Reproduce the forum thread on reacting an amino acid with HCl, shown below, word for word from start to finish.

_EXCERPT TO READ:_
• • • • • • •

Amino acid + HCl reaction and mechanism

[kateman]

I was interested in knowing if my thoughts on this are right or if anyone else has any other thoughts on the reaction of any amino acid and concentrated HCl solution with water as the solvent;

As an example of an amino acid such as cystine with an NH2 bonded to a carbon; I was thinking that the water would dissociate and react at the site where nitrogen is attached to the carbon - the hydroxyl ion would be transffered to the carbon while the NH2 anion would react with the HCl and then also react with the hydrogen ion to create NH4Cl.

Would this reaction even result in NH4Cl? I could find nothing on the net to suggest it would and when I conduct the reaction myself I can't distinguish NH4Cl from HCl by smell alone [unless NH4Cl is being created as a dissolved solid and not evolved as a gas]

This has been playing in my head for months, any clarity would be really appreciated! :)

 

[Borek]

Ammonium chloride is an ionic salt so no chances of getting it airborne over a solution.

An obvious product is just a protonated amino acid, whether anything else happens I have no idea.

• • • • • • •

_EXTRACTED RECORDS:_

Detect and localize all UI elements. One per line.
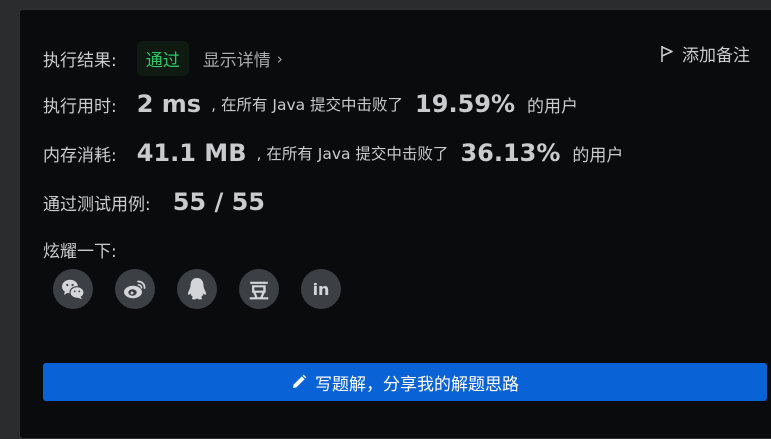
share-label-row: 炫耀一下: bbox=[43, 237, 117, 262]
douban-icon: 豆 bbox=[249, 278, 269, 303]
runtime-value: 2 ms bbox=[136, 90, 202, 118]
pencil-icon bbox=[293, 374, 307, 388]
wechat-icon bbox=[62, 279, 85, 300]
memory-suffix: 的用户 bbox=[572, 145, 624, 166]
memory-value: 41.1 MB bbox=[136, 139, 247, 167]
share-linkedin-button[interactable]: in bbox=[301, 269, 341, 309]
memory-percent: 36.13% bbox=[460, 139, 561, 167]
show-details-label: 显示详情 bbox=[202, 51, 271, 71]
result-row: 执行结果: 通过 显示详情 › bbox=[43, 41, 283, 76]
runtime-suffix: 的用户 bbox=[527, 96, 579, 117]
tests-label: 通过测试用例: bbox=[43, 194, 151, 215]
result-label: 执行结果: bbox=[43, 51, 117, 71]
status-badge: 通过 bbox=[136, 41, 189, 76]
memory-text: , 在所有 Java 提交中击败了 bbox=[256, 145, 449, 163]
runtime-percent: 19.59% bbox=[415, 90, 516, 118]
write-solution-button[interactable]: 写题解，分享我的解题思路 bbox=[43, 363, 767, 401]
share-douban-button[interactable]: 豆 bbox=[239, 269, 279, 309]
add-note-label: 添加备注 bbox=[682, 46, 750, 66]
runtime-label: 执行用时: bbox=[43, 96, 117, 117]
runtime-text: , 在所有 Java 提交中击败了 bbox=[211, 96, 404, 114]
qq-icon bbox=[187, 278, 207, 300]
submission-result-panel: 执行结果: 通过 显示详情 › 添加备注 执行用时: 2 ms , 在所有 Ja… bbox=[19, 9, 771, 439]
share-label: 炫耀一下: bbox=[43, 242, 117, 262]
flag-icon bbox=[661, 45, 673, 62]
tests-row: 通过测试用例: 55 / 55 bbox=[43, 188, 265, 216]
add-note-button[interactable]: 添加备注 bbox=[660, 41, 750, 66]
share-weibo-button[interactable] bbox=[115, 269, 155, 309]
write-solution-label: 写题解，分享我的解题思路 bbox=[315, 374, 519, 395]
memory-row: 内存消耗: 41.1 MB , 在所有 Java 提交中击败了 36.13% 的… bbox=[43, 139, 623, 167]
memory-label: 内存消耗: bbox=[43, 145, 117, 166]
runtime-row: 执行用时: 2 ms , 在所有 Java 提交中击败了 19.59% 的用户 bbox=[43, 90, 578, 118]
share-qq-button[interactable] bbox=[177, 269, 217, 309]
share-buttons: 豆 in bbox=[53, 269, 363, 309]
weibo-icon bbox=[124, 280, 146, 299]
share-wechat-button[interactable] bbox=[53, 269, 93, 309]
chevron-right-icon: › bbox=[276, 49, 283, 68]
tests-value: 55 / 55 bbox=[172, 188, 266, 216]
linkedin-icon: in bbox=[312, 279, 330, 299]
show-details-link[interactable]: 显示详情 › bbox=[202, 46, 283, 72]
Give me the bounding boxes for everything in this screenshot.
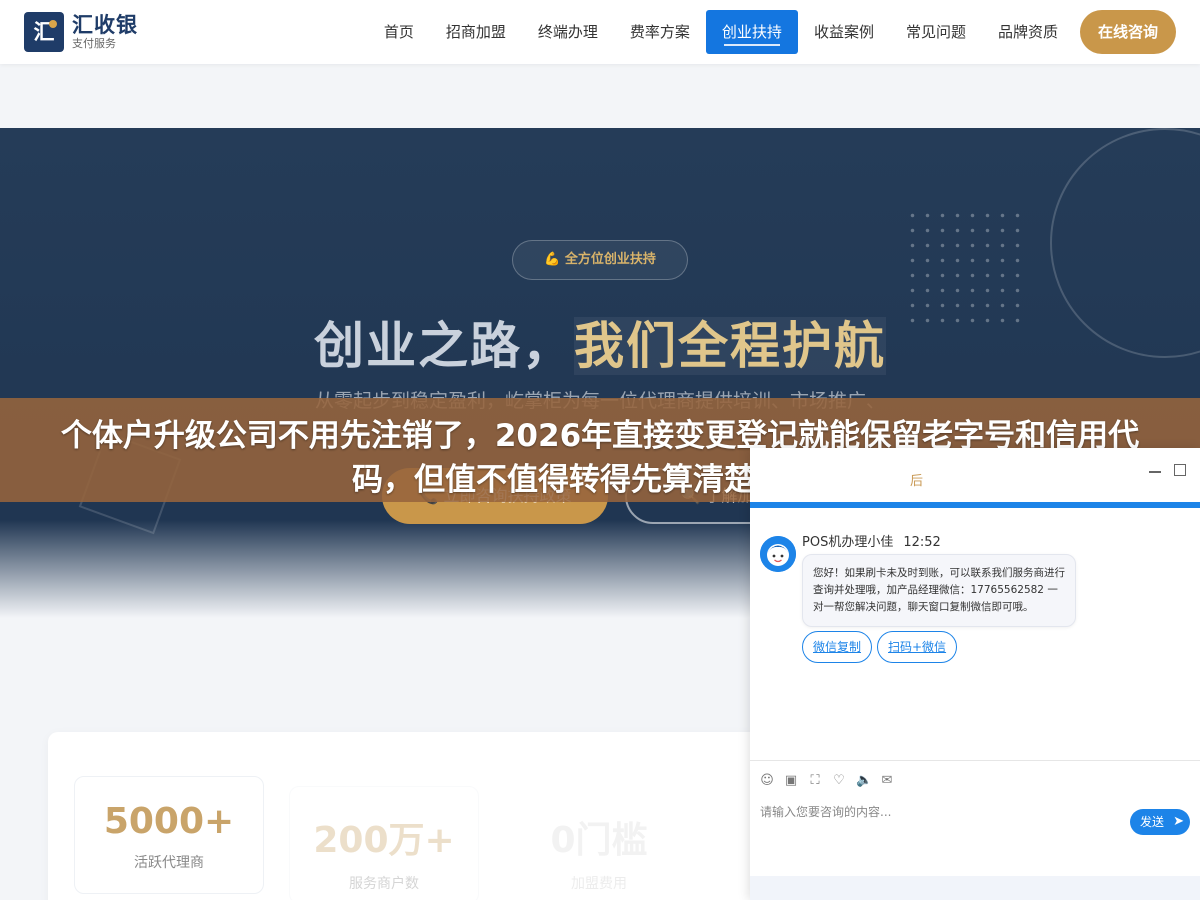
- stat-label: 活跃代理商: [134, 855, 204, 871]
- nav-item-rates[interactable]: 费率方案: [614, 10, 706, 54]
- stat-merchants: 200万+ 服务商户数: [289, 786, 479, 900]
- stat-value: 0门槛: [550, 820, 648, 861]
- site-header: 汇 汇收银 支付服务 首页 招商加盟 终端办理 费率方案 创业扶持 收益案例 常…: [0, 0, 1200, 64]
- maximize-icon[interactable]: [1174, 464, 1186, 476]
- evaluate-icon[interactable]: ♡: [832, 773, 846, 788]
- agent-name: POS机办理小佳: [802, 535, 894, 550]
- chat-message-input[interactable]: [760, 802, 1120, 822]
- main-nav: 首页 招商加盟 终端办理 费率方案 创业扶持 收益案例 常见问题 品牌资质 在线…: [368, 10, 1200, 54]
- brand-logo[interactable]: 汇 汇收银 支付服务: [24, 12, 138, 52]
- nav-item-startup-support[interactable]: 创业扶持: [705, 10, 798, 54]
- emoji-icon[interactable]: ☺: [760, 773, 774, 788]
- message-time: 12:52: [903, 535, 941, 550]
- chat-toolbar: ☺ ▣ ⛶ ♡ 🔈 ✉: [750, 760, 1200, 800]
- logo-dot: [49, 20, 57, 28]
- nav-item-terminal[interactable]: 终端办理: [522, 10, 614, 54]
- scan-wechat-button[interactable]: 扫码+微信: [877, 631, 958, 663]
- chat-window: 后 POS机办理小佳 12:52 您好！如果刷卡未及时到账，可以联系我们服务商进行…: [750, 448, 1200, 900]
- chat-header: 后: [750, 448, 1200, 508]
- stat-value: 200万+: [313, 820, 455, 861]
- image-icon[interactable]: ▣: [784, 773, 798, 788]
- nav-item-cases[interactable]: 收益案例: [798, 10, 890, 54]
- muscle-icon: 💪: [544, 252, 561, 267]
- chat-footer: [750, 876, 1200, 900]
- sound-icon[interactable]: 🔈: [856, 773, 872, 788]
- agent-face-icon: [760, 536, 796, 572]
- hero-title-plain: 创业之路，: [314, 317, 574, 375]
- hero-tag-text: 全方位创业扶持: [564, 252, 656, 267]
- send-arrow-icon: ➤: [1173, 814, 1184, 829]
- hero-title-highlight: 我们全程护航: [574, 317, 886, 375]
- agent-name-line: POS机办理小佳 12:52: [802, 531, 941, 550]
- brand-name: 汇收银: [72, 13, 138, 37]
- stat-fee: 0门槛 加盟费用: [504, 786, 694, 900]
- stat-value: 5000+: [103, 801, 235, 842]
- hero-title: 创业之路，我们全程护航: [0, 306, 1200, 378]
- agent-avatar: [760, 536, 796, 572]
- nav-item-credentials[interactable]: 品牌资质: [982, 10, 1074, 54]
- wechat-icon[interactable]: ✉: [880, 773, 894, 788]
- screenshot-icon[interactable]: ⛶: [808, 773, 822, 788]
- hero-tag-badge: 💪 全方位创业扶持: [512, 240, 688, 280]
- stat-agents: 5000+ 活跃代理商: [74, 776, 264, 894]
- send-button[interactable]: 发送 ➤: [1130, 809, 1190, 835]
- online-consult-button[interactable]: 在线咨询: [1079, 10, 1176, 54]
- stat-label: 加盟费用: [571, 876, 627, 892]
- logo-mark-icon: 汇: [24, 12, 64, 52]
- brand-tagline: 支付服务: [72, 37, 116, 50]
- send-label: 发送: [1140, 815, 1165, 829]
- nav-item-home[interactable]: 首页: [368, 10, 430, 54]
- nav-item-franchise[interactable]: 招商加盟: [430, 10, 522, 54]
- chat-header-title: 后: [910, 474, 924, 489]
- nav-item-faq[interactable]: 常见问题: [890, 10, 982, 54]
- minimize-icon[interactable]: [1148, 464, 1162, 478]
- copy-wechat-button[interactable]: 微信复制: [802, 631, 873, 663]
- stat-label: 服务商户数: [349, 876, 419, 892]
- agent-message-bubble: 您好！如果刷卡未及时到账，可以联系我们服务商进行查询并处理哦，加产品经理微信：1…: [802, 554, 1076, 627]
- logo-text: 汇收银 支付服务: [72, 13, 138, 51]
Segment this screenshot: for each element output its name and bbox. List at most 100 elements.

• • • • • • •

_WRITTEN SOLUTION:_
Amino acid + HCl reaction and mechanism

[kateman]

I was interested in knowing if my thoughts on this are right or if anyone else has any other thoughts on the reaction of any amino acid and concentrated HCl solution with water as the solvent;

As an example of an amino acid such as cystine with an NH2 bonded to a carbon; I was thinking that the water would dissociate and react at the site where nitrogen is attached to the carbon - the hydroxyl ion would be transffered to the carbon while the NH2 anion would react with the HCl and then also react with the hydrogen ion to create NH4Cl.

Would this reaction even result in NH4Cl? I could find nothing on the net to suggest it would and when I conduct the reaction myself I can't distinguish NH4Cl from HCl by smell alone [unless NH4Cl is being created as a dissolved solid and not evolved as a gas]

This has been playing in my head for months, any clarity would be really appreciated! :)

 

[Borek]

Ammonium chloride is an ionic salt so no chances of getting it airborne over a solution.

An obvious product is just a protonated amino acid, whether anything else happens I have no idea.